Given request:
Locate and copy all lines bearing the word "start".

[Stored records]

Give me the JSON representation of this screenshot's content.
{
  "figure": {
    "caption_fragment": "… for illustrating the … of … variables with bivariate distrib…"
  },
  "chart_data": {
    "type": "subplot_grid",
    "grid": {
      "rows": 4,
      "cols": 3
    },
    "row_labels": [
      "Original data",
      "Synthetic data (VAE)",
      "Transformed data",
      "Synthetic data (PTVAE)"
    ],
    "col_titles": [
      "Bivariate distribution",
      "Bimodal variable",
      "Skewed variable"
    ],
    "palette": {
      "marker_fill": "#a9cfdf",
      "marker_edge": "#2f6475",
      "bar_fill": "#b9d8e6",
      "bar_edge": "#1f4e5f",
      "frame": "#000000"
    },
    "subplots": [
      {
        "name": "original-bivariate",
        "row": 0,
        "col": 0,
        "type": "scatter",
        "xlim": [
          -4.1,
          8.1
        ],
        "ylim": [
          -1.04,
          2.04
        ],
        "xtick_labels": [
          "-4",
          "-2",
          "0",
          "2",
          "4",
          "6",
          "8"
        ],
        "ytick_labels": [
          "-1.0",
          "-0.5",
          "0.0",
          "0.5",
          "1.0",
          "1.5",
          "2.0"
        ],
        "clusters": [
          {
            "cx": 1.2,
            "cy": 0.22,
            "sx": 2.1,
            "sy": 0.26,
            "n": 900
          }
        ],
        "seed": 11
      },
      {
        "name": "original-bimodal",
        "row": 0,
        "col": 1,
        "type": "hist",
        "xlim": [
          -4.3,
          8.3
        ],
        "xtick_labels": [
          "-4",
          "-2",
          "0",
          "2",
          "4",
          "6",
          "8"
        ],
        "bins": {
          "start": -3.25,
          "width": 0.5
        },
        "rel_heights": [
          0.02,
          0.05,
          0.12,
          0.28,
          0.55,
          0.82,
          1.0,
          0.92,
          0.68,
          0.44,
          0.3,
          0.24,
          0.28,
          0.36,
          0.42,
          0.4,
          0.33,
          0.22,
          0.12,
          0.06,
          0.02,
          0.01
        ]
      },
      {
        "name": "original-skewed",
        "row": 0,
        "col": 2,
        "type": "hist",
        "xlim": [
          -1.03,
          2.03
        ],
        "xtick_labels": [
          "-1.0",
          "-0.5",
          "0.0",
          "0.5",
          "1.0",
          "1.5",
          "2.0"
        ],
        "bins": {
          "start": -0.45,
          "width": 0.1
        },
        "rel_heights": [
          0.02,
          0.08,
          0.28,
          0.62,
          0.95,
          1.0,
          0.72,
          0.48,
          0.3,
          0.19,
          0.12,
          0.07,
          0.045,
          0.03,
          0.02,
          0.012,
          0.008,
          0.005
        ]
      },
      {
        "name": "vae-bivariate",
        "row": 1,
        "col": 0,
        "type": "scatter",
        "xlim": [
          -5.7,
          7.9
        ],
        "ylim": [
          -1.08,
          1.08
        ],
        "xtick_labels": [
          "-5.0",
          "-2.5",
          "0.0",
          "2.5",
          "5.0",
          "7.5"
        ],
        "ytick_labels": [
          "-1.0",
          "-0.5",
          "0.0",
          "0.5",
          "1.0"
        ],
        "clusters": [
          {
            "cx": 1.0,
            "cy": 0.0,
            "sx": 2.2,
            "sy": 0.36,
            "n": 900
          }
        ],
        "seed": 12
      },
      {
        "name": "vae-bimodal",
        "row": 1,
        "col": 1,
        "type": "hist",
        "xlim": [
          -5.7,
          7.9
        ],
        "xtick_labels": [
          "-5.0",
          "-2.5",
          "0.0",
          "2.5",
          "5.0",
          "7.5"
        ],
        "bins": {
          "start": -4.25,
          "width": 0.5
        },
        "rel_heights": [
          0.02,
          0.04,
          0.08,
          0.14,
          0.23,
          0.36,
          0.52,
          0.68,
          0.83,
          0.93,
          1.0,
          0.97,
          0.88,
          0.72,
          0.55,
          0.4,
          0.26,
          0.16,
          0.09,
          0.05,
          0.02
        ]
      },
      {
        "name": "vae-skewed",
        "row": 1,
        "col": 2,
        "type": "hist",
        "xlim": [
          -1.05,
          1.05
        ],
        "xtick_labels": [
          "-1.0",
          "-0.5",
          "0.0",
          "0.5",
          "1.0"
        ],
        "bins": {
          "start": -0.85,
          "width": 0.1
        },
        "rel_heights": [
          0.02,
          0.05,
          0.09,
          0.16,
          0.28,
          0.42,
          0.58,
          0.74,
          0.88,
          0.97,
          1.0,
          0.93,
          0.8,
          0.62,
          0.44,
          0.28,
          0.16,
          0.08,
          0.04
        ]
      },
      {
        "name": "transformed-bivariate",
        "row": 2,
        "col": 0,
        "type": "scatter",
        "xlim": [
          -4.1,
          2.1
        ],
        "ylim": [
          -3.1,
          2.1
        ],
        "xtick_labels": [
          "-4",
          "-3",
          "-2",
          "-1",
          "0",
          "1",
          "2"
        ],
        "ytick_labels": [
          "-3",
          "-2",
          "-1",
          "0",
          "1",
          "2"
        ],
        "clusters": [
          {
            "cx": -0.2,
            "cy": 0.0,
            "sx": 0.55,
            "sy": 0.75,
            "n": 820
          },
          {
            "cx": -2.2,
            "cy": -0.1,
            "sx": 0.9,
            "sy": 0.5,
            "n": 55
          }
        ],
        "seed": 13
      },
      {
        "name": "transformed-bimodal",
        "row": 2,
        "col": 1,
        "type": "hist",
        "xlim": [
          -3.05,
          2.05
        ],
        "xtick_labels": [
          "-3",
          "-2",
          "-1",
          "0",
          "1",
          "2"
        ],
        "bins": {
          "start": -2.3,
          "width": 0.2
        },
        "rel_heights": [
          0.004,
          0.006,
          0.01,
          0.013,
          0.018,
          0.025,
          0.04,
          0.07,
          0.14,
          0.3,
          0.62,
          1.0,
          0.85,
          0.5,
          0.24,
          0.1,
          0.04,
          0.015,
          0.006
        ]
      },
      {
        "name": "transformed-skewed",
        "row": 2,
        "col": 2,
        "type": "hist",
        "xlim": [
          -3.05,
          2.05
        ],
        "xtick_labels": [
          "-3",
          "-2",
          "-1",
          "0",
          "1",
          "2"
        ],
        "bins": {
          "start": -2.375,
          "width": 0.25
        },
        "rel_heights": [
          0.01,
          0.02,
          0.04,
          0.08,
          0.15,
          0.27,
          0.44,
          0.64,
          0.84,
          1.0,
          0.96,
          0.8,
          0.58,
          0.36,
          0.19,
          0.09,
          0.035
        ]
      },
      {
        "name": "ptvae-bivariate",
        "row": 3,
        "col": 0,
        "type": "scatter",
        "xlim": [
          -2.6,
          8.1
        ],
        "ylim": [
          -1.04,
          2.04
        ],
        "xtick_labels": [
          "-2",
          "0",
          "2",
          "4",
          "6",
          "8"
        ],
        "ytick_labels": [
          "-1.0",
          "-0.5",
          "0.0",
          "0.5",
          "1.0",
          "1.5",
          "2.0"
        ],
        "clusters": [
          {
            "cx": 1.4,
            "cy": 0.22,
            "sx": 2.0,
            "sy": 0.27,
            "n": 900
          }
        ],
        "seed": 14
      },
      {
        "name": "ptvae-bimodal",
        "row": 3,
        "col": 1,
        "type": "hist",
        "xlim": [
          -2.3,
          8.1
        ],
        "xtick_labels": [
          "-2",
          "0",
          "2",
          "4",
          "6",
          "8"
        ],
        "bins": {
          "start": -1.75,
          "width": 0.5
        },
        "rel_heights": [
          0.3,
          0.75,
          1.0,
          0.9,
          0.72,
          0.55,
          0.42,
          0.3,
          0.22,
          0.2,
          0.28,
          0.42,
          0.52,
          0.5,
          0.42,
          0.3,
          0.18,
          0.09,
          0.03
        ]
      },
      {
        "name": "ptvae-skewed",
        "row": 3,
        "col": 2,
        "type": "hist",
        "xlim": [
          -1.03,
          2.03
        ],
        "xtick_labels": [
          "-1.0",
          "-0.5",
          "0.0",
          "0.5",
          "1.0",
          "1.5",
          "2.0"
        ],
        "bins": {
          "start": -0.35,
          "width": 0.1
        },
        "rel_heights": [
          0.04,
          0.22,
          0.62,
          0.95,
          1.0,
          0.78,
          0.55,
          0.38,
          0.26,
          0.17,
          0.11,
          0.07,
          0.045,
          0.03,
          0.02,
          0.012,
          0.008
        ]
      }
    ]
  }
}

Solved exercise:
          "start": -3.25,
          "start": -0.45,
          "start": -4.25,
          "start": -0.85,
          "start": -2.3,
          "start": -2.375,
          "start": -1.75,
          "start": -0.35,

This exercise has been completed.